| Exercise |
Assemble all lines in which the string "TradingView" appears.

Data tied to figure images
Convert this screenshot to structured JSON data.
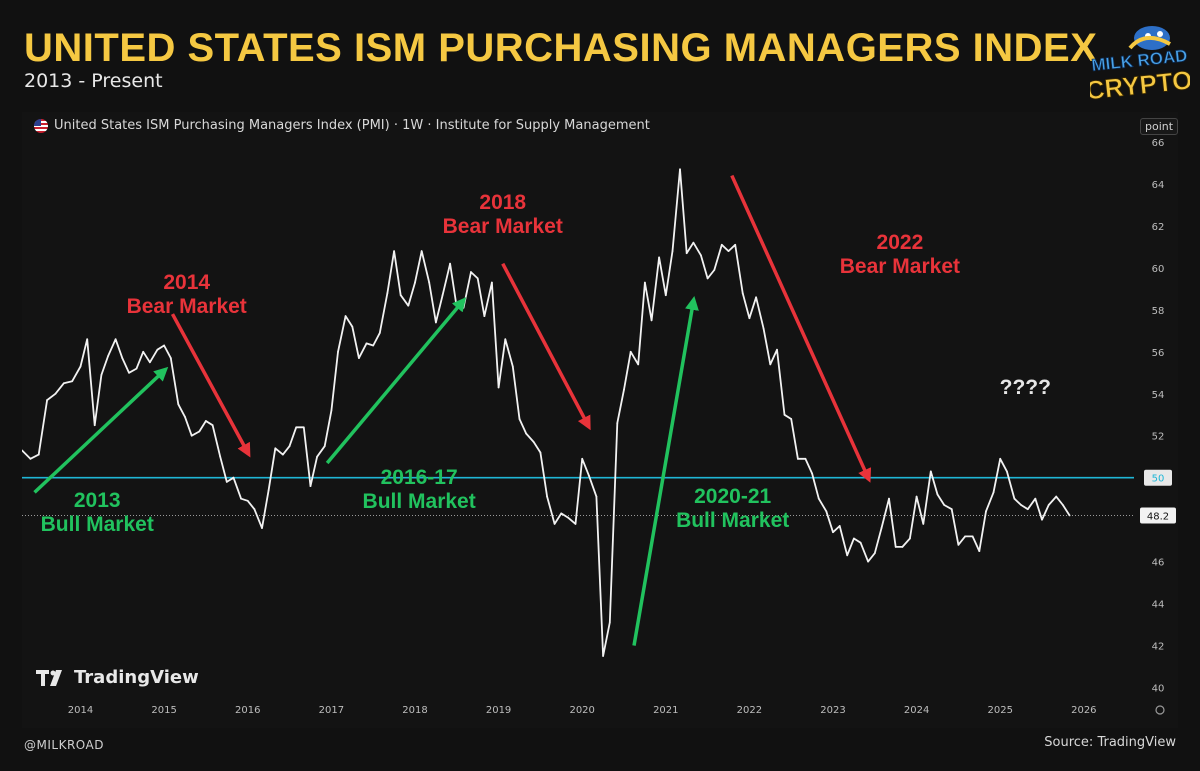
{
  "header": {
    "title": "UNITED STATES ISM PURCHASING MANAGERS INDEX",
    "subtitle": "2013 - Present"
  },
  "logo": {
    "line1": "MILK ROAD",
    "line2": "CRYPTO",
    "icon": "cow-mascot-icon"
  },
  "chart_data": {
    "type": "line",
    "legend_text": "United States ISM Purchasing Managers Index (PMI) · 1W · Institute for Supply Management",
    "unit": "point",
    "x_ticks": [
      "2014",
      "2015",
      "2016",
      "2017",
      "2018",
      "2019",
      "2020",
      "2021",
      "2022",
      "2023",
      "2024",
      "2025",
      "2026"
    ],
    "xlim": [
      2013.3,
      2026.6
    ],
    "y_ticks": [
      40,
      42,
      44,
      46,
      48,
      50,
      52,
      54,
      56,
      58,
      60,
      62,
      64,
      66
    ],
    "ylim": [
      39.5,
      66
    ],
    "grid": false,
    "reference_line": {
      "value": 50,
      "label": "50",
      "color": "#1fb6d6"
    },
    "last_value": {
      "value": 48.2,
      "label": "48.2"
    },
    "line_color": "#f2f2f2",
    "series": [
      {
        "values": [
          [
            2013.3,
            51.3
          ],
          [
            2013.4,
            50.9
          ],
          [
            2013.5,
            51.1
          ],
          [
            2013.6,
            53.7
          ],
          [
            2013.7,
            54.0
          ],
          [
            2013.8,
            54.5
          ],
          [
            2013.9,
            54.6
          ],
          [
            2014.0,
            55.3
          ],
          [
            2014.08,
            56.6
          ],
          [
            2014.17,
            52.5
          ],
          [
            2014.25,
            54.9
          ],
          [
            2014.33,
            55.8
          ],
          [
            2014.42,
            56.6
          ],
          [
            2014.5,
            55.7
          ],
          [
            2014.58,
            55.0
          ],
          [
            2014.67,
            55.2
          ],
          [
            2014.75,
            56.0
          ],
          [
            2014.83,
            55.5
          ],
          [
            2014.92,
            56.1
          ],
          [
            2015.0,
            56.3
          ],
          [
            2015.08,
            55.7
          ],
          [
            2015.17,
            53.5
          ],
          [
            2015.25,
            52.9
          ],
          [
            2015.33,
            52.0
          ],
          [
            2015.42,
            52.2
          ],
          [
            2015.5,
            52.7
          ],
          [
            2015.58,
            52.5
          ],
          [
            2015.67,
            51.0
          ],
          [
            2015.75,
            49.8
          ],
          [
            2015.83,
            50.0
          ],
          [
            2015.92,
            49.0
          ],
          [
            2016.0,
            48.9
          ],
          [
            2016.08,
            48.5
          ],
          [
            2016.17,
            47.6
          ],
          [
            2016.25,
            49.4
          ],
          [
            2016.33,
            51.4
          ],
          [
            2016.42,
            51.1
          ],
          [
            2016.5,
            51.5
          ],
          [
            2016.58,
            52.4
          ],
          [
            2016.67,
            52.4
          ],
          [
            2016.75,
            49.6
          ],
          [
            2016.83,
            51.0
          ],
          [
            2016.92,
            51.5
          ],
          [
            2017.0,
            53.2
          ],
          [
            2017.08,
            56.0
          ],
          [
            2017.17,
            57.7
          ],
          [
            2017.25,
            57.2
          ],
          [
            2017.33,
            55.7
          ],
          [
            2017.42,
            56.4
          ],
          [
            2017.5,
            56.3
          ],
          [
            2017.58,
            56.9
          ],
          [
            2017.67,
            58.8
          ],
          [
            2017.75,
            60.8
          ],
          [
            2017.83,
            58.7
          ],
          [
            2017.92,
            58.2
          ],
          [
            2018.0,
            59.3
          ],
          [
            2018.08,
            60.8
          ],
          [
            2018.17,
            59.3
          ],
          [
            2018.25,
            57.4
          ],
          [
            2018.33,
            58.7
          ],
          [
            2018.42,
            60.2
          ],
          [
            2018.5,
            58.1
          ],
          [
            2018.58,
            58.1
          ],
          [
            2018.67,
            59.8
          ],
          [
            2018.75,
            59.5
          ],
          [
            2018.83,
            57.7
          ],
          [
            2018.92,
            59.3
          ],
          [
            2019.0,
            54.3
          ],
          [
            2019.08,
            56.6
          ],
          [
            2019.17,
            55.3
          ],
          [
            2019.25,
            52.8
          ],
          [
            2019.33,
            52.1
          ],
          [
            2019.42,
            51.7
          ],
          [
            2019.5,
            51.2
          ],
          [
            2019.58,
            49.1
          ],
          [
            2019.67,
            47.8
          ],
          [
            2019.75,
            48.3
          ],
          [
            2019.83,
            48.1
          ],
          [
            2019.92,
            47.8
          ],
          [
            2020.0,
            50.9
          ],
          [
            2020.08,
            50.1
          ],
          [
            2020.17,
            49.1
          ],
          [
            2020.25,
            41.5
          ],
          [
            2020.33,
            43.1
          ],
          [
            2020.42,
            52.6
          ],
          [
            2020.5,
            54.2
          ],
          [
            2020.58,
            56.0
          ],
          [
            2020.67,
            55.4
          ],
          [
            2020.75,
            59.3
          ],
          [
            2020.83,
            57.5
          ],
          [
            2020.92,
            60.5
          ],
          [
            2021.0,
            58.7
          ],
          [
            2021.08,
            60.8
          ],
          [
            2021.17,
            64.7
          ],
          [
            2021.25,
            60.7
          ],
          [
            2021.33,
            61.2
          ],
          [
            2021.42,
            60.6
          ],
          [
            2021.5,
            59.5
          ],
          [
            2021.58,
            59.9
          ],
          [
            2021.67,
            61.1
          ],
          [
            2021.75,
            60.8
          ],
          [
            2021.83,
            61.1
          ],
          [
            2021.92,
            58.8
          ],
          [
            2022.0,
            57.6
          ],
          [
            2022.08,
            58.6
          ],
          [
            2022.17,
            57.1
          ],
          [
            2022.25,
            55.4
          ],
          [
            2022.33,
            56.1
          ],
          [
            2022.42,
            53.0
          ],
          [
            2022.5,
            52.8
          ],
          [
            2022.58,
            50.9
          ],
          [
            2022.67,
            50.9
          ],
          [
            2022.75,
            50.2
          ],
          [
            2022.83,
            49.0
          ],
          [
            2022.92,
            48.4
          ],
          [
            2023.0,
            47.4
          ],
          [
            2023.08,
            47.7
          ],
          [
            2023.17,
            46.3
          ],
          [
            2023.25,
            47.1
          ],
          [
            2023.33,
            46.9
          ],
          [
            2023.42,
            46.0
          ],
          [
            2023.5,
            46.4
          ],
          [
            2023.58,
            47.6
          ],
          [
            2023.67,
            49.0
          ],
          [
            2023.75,
            46.7
          ],
          [
            2023.83,
            46.7
          ],
          [
            2023.92,
            47.1
          ],
          [
            2024.0,
            49.1
          ],
          [
            2024.08,
            47.8
          ],
          [
            2024.17,
            50.3
          ],
          [
            2024.25,
            49.2
          ],
          [
            2024.33,
            48.7
          ],
          [
            2024.42,
            48.5
          ],
          [
            2024.5,
            46.8
          ],
          [
            2024.58,
            47.2
          ],
          [
            2024.67,
            47.2
          ],
          [
            2024.75,
            46.5
          ],
          [
            2024.83,
            48.4
          ],
          [
            2024.92,
            49.3
          ],
          [
            2025.0,
            50.9
          ],
          [
            2025.08,
            50.3
          ],
          [
            2025.17,
            49.0
          ],
          [
            2025.25,
            48.7
          ],
          [
            2025.33,
            48.5
          ],
          [
            2025.42,
            49.0
          ],
          [
            2025.5,
            48.0
          ],
          [
            2025.58,
            48.7
          ],
          [
            2025.67,
            49.1
          ],
          [
            2025.75,
            48.7
          ],
          [
            2025.83,
            48.2
          ]
        ]
      }
    ],
    "annotations": [
      {
        "lines": [
          "2014",
          "Bear Market"
        ],
        "color": "#e8333a",
        "x": 2015.27,
        "y": 59.0
      },
      {
        "lines": [
          "2018",
          "Bear Market"
        ],
        "color": "#e8333a",
        "x": 2019.05,
        "y": 62.8
      },
      {
        "lines": [
          "2022",
          "Bear Market"
        ],
        "color": "#e8333a",
        "x": 2023.8,
        "y": 60.9
      },
      {
        "lines": [
          "2013",
          "Bull Market"
        ],
        "color": "#21c25e",
        "x": 2014.2,
        "y": 48.6
      },
      {
        "lines": [
          "2016-17",
          "Bull Market"
        ],
        "color": "#21c25e",
        "x": 2018.05,
        "y": 49.7
      },
      {
        "lines": [
          "2020-21",
          "Bull Market"
        ],
        "color": "#21c25e",
        "x": 2021.8,
        "y": 48.8
      },
      {
        "lines": [
          "????"
        ],
        "color": "#e6e6e6",
        "x": 2025.3,
        "y": 54.0
      }
    ],
    "arrows": [
      {
        "color": "#21c25e",
        "from": [
          2013.45,
          49.3
        ],
        "to": [
          2015.0,
          55.1
        ]
      },
      {
        "color": "#e8333a",
        "from": [
          2015.1,
          57.8
        ],
        "to": [
          2016.0,
          51.2
        ]
      },
      {
        "color": "#21c25e",
        "from": [
          2016.95,
          50.7
        ],
        "to": [
          2018.57,
          58.4
        ]
      },
      {
        "color": "#e8333a",
        "from": [
          2019.05,
          60.2
        ],
        "to": [
          2020.07,
          52.5
        ]
      },
      {
        "color": "#21c25e",
        "from": [
          2020.62,
          42.0
        ],
        "to": [
          2021.33,
          58.4
        ]
      },
      {
        "color": "#e8333a",
        "from": [
          2021.79,
          64.4
        ],
        "to": [
          2023.42,
          50.0
        ]
      }
    ]
  },
  "branding": {
    "tradingview": "TradingView"
  },
  "footer": {
    "handle": "@MILKROAD",
    "source": "Source: TradingView"
  }
}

| Response |
    "tradingview": "TradingView"
    "source": "Source: TradingView"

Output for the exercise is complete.